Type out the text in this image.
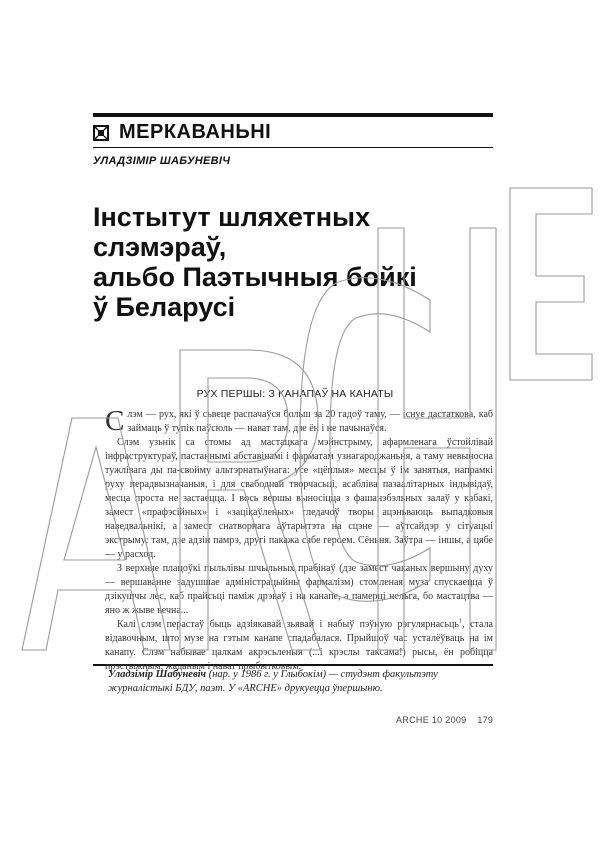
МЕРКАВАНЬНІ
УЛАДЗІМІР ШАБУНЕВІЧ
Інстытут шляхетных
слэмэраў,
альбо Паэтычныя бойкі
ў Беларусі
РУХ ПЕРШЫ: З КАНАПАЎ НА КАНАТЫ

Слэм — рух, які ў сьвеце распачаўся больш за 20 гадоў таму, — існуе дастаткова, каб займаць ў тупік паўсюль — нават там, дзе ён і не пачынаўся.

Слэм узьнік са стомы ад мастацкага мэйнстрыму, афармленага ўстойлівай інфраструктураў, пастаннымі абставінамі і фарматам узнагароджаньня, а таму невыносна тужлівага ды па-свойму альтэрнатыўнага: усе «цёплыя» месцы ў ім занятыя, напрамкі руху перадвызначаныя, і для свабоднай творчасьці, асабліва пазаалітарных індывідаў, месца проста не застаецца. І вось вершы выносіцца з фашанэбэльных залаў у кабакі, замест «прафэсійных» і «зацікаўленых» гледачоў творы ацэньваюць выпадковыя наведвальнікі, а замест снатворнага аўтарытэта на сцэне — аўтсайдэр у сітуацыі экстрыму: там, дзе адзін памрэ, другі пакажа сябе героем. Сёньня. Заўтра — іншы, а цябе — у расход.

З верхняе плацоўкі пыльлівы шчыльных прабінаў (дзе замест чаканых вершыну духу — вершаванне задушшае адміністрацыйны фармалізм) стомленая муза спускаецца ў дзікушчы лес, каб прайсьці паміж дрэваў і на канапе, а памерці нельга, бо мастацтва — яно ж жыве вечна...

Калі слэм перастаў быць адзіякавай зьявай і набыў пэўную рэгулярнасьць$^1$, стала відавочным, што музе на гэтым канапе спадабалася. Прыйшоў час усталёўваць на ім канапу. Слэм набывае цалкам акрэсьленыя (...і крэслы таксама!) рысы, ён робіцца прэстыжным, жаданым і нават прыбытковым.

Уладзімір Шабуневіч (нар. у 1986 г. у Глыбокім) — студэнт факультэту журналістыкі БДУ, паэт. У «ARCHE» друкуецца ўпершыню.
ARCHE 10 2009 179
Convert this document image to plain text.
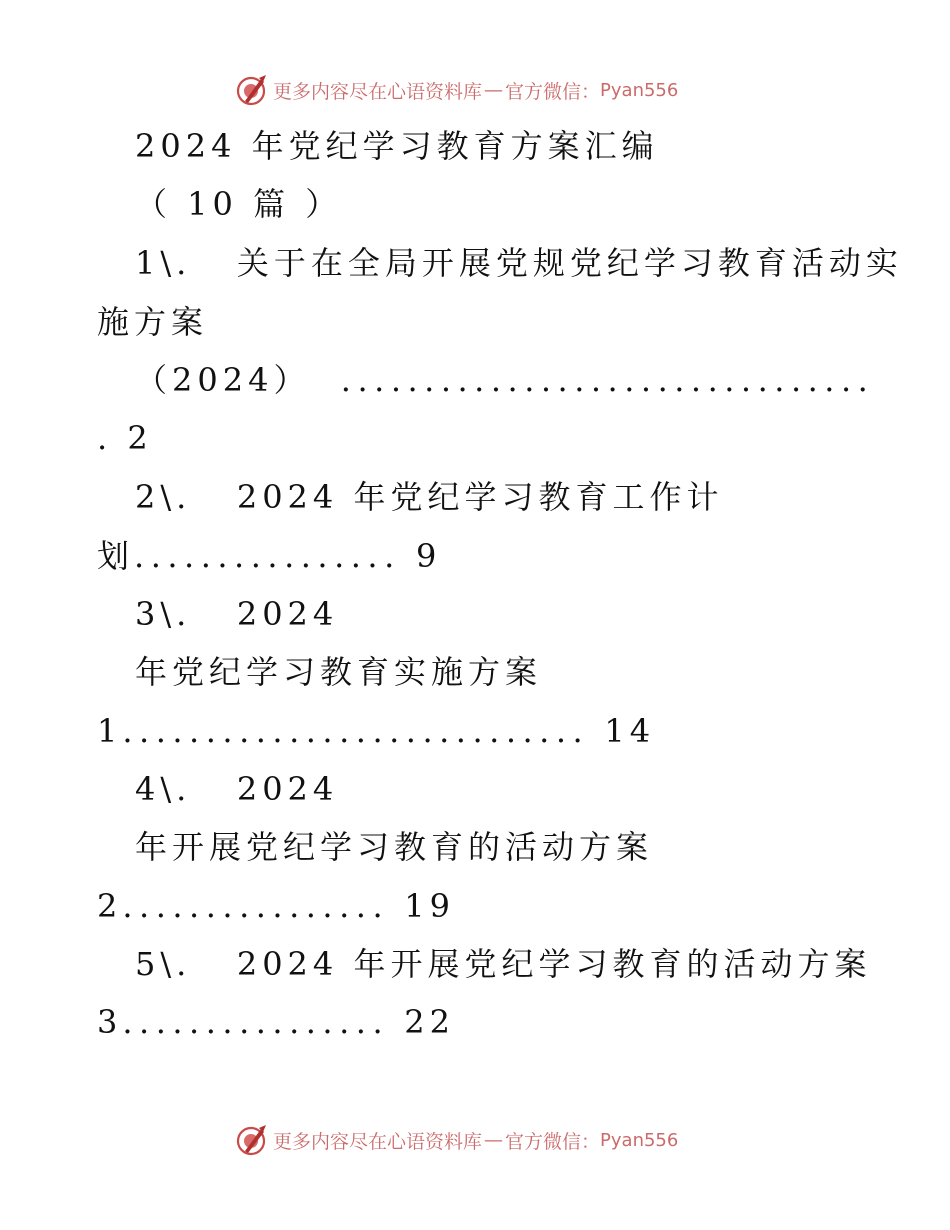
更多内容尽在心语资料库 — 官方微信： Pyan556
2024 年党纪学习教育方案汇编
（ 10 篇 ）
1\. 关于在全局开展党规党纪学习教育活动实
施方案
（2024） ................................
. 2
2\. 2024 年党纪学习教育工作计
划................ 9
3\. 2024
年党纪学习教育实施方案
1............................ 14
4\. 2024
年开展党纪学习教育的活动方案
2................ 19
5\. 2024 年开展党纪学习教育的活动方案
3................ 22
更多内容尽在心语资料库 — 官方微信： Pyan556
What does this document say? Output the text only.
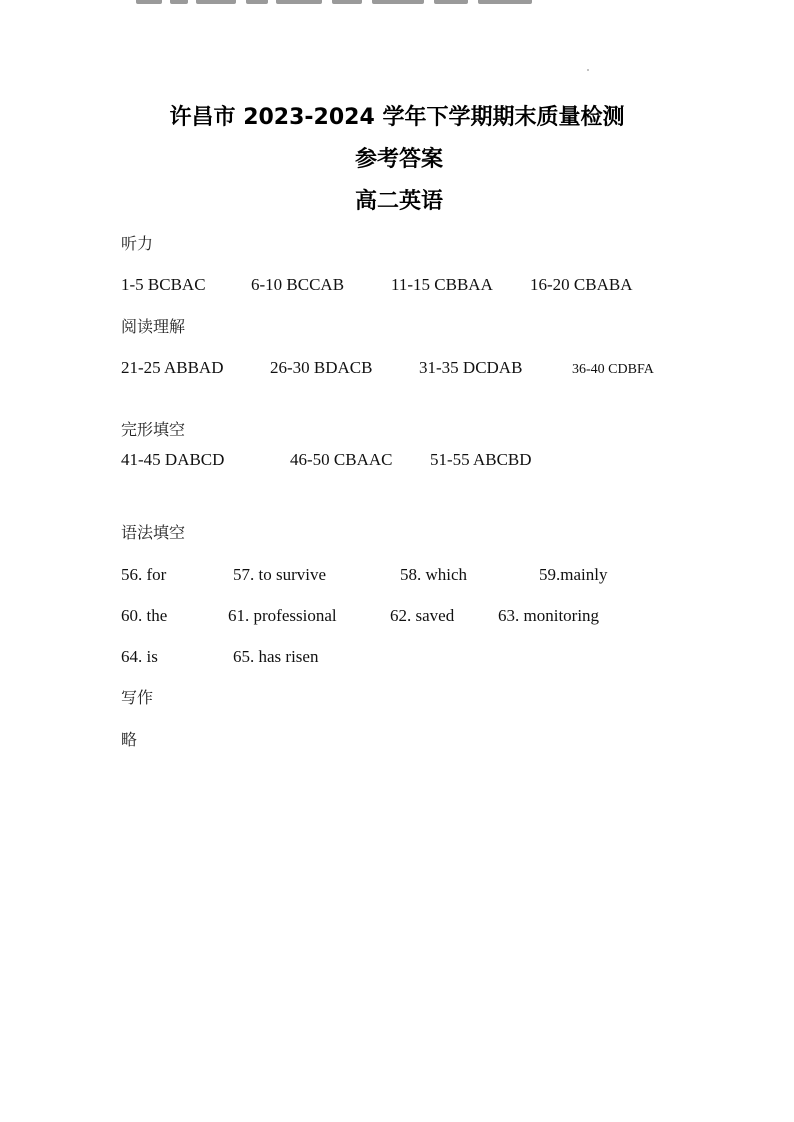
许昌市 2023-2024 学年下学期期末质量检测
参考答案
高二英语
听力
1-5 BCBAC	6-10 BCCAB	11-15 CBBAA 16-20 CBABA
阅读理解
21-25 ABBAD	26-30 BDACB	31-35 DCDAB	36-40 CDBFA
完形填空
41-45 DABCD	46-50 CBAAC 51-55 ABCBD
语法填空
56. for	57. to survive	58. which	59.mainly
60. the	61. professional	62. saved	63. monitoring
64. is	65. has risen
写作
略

★ ★ ★ ★ ★ ★ ★

Copy every line of the listing that contains the word "ARCHE".

SOLUTION FOR THIS PROBLEM:
Уладзімір Шабуневіч (нар. у 1986 г. у Глыбокім) — студэнт факультэту журналістыкі БДУ, паэт. У «ARCHE» друкуецца ўпершыню.
ARCHE 10 2009 179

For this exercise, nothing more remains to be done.